_Task_. Quote all of the data that follows exactly as written, skipping the images.

# # #

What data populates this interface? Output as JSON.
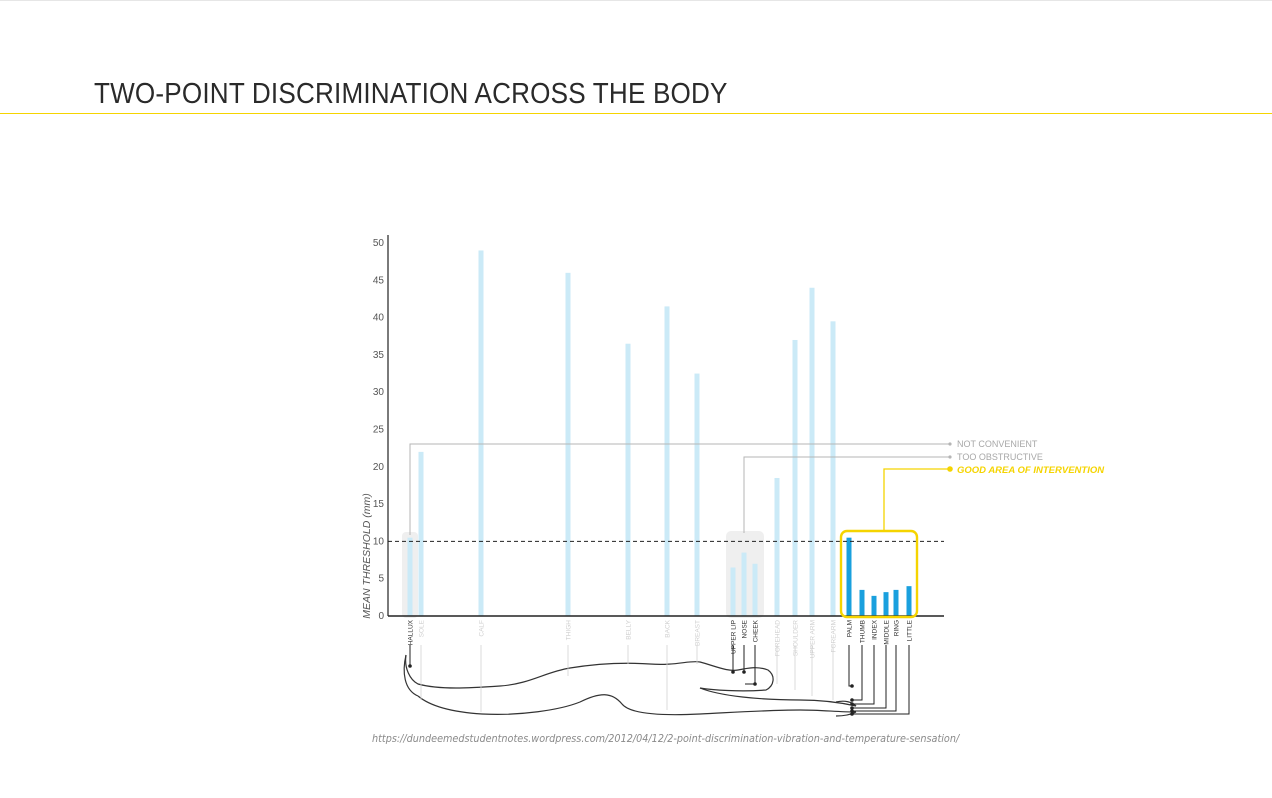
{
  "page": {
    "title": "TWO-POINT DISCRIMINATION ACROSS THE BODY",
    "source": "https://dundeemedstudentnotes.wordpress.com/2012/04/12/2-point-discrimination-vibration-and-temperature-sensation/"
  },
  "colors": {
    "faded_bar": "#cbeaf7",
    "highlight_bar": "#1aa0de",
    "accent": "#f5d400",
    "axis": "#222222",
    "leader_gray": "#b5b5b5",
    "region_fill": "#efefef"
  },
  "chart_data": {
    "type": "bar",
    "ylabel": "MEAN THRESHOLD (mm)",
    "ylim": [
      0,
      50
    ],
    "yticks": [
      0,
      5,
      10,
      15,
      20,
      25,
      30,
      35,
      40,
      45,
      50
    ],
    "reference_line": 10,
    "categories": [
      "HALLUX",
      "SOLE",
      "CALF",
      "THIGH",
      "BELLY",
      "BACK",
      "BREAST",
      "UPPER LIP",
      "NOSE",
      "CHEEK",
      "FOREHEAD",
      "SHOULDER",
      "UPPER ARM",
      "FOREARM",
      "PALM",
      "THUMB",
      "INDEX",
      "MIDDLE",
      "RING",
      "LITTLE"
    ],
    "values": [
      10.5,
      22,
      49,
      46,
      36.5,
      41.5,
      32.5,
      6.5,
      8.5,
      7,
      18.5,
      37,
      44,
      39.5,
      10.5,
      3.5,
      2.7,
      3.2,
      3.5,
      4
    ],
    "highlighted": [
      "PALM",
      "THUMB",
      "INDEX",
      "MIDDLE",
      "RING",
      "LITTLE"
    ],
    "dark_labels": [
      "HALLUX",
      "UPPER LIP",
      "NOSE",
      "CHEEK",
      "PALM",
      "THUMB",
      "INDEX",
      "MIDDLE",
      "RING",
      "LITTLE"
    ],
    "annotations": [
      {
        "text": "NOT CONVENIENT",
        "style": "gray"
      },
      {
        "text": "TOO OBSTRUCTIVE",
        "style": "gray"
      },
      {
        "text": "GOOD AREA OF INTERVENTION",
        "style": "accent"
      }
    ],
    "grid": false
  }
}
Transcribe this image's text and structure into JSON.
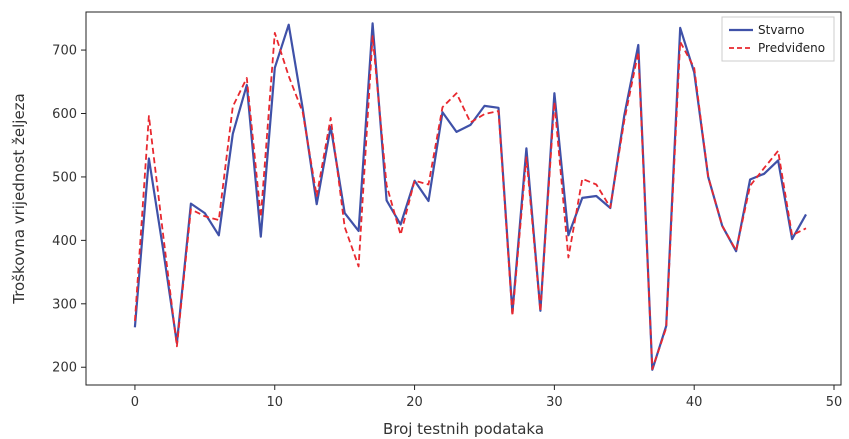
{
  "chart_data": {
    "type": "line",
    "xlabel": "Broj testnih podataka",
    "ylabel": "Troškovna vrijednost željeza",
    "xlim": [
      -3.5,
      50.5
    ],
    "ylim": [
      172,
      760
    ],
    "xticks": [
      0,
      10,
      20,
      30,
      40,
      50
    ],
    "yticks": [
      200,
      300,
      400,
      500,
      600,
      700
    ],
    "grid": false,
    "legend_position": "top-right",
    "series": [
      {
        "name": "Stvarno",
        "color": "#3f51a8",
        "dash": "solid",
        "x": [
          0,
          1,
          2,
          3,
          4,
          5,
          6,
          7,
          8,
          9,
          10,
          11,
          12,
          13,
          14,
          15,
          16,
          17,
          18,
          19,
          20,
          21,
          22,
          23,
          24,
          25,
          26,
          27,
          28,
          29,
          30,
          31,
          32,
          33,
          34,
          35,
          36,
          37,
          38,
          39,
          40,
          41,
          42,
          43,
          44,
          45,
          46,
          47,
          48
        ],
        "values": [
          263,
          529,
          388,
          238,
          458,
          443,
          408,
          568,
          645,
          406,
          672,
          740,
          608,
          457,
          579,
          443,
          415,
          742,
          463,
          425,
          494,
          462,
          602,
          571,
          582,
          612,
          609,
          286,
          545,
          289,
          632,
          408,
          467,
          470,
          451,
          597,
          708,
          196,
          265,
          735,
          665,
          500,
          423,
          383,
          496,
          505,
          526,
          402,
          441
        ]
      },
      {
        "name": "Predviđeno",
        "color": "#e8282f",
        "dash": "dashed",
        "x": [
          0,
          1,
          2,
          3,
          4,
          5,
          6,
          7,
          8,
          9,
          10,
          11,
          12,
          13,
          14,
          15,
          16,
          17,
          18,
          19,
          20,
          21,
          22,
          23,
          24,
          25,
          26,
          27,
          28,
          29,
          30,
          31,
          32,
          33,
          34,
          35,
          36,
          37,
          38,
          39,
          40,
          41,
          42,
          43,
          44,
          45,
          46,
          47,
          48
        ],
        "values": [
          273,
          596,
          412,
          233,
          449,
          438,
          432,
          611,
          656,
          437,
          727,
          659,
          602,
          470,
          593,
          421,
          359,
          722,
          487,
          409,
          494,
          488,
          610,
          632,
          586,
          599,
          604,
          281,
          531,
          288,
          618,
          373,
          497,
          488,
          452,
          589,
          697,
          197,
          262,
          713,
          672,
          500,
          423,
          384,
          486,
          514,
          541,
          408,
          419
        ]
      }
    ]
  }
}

# # #

_Answer to this exercise_.
What data populates this interface? Output as JSON.
{
  "page": {
    "title": "TWO-POINT DISCRIMINATION ACROSS THE BODY",
    "source": "https://dundeemedstudentnotes.wordpress.com/2012/04/12/2-point-discrimination-vibration-and-temperature-sensation/"
  },
  "colors": {
    "faded_bar": "#cbeaf7",
    "highlight_bar": "#1aa0de",
    "accent": "#f5d400",
    "axis": "#222222",
    "leader_gray": "#b5b5b5",
    "region_fill": "#efefef"
  },
  "chart_data": {
    "type": "bar",
    "ylabel": "MEAN THRESHOLD (mm)",
    "ylim": [
      0,
      50
    ],
    "yticks": [
      0,
      5,
      10,
      15,
      20,
      25,
      30,
      35,
      40,
      45,
      50
    ],
    "reference_line": 10,
    "categories": [
      "HALLUX",
      "SOLE",
      "CALF",
      "THIGH",
      "BELLY",
      "BACK",
      "BREAST",
      "UPPER LIP",
      "NOSE",
      "CHEEK",
      "FOREHEAD",
      "SHOULDER",
      "UPPER ARM",
      "FOREARM",
      "PALM",
      "THUMB",
      "INDEX",
      "MIDDLE",
      "RING",
      "LITTLE"
    ],
    "values": [
      10.5,
      22,
      49,
      46,
      36.5,
      41.5,
      32.5,
      6.5,
      8.5,
      7,
      18.5,
      37,
      44,
      39.5,
      10.5,
      3.5,
      2.7,
      3.2,
      3.5,
      4
    ],
    "highlighted": [
      "PALM",
      "THUMB",
      "INDEX",
      "MIDDLE",
      "RING",
      "LITTLE"
    ],
    "dark_labels": [
      "HALLUX",
      "UPPER LIP",
      "NOSE",
      "CHEEK",
      "PALM",
      "THUMB",
      "INDEX",
      "MIDDLE",
      "RING",
      "LITTLE"
    ],
    "annotations": [
      {
        "text": "NOT CONVENIENT",
        "style": "gray"
      },
      {
        "text": "TOO OBSTRUCTIVE",
        "style": "gray"
      },
      {
        "text": "GOOD AREA OF INTERVENTION",
        "style": "accent"
      }
    ],
    "grid": false
  }
}
Transcribe this image's text and structure into JSON.
{
  "chart_data": {
    "type": "line",
    "xlabel": "Broj testnih podataka",
    "ylabel": "Troškovna vrijednost željeza",
    "xlim": [
      -3.5,
      50.5
    ],
    "ylim": [
      172,
      760
    ],
    "xticks": [
      0,
      10,
      20,
      30,
      40,
      50
    ],
    "yticks": [
      200,
      300,
      400,
      500,
      600,
      700
    ],
    "grid": false,
    "legend_position": "top-right",
    "series": [
      {
        "name": "Stvarno",
        "color": "#3f51a8",
        "dash": "solid",
        "x": [
          0,
          1,
          2,
          3,
          4,
          5,
          6,
          7,
          8,
          9,
          10,
          11,
          12,
          13,
          14,
          15,
          16,
          17,
          18,
          19,
          20,
          21,
          22,
          23,
          24,
          25,
          26,
          27,
          28,
          29,
          30,
          31,
          32,
          33,
          34,
          35,
          36,
          37,
          38,
          39,
          40,
          41,
          42,
          43,
          44,
          45,
          46,
          47,
          48
        ],
        "values": [
          263,
          529,
          388,
          238,
          458,
          443,
          408,
          568,
          645,
          406,
          672,
          740,
          608,
          457,
          579,
          443,
          415,
          742,
          463,
          425,
          494,
          462,
          602,
          571,
          582,
          612,
          609,
          286,
          545,
          289,
          632,
          408,
          467,
          470,
          451,
          597,
          708,
          196,
          265,
          735,
          665,
          500,
          423,
          383,
          496,
          505,
          526,
          402,
          441
        ]
      },
      {
        "name": "Predviđeno",
        "color": "#e8282f",
        "dash": "dashed",
        "x": [
          0,
          1,
          2,
          3,
          4,
          5,
          6,
          7,
          8,
          9,
          10,
          11,
          12,
          13,
          14,
          15,
          16,
          17,
          18,
          19,
          20,
          21,
          22,
          23,
          24,
          25,
          26,
          27,
          28,
          29,
          30,
          31,
          32,
          33,
          34,
          35,
          36,
          37,
          38,
          39,
          40,
          41,
          42,
          43,
          44,
          45,
          46,
          47,
          48
        ],
        "values": [
          273,
          596,
          412,
          233,
          449,
          438,
          432,
          611,
          656,
          437,
          727,
          659,
          602,
          470,
          593,
          421,
          359,
          722,
          487,
          409,
          494,
          488,
          610,
          632,
          586,
          599,
          604,
          281,
          531,
          288,
          618,
          373,
          497,
          488,
          452,
          589,
          697,
          197,
          262,
          713,
          672,
          500,
          423,
          384,
          486,
          514,
          541,
          408,
          419
        ]
      }
    ]
  }
}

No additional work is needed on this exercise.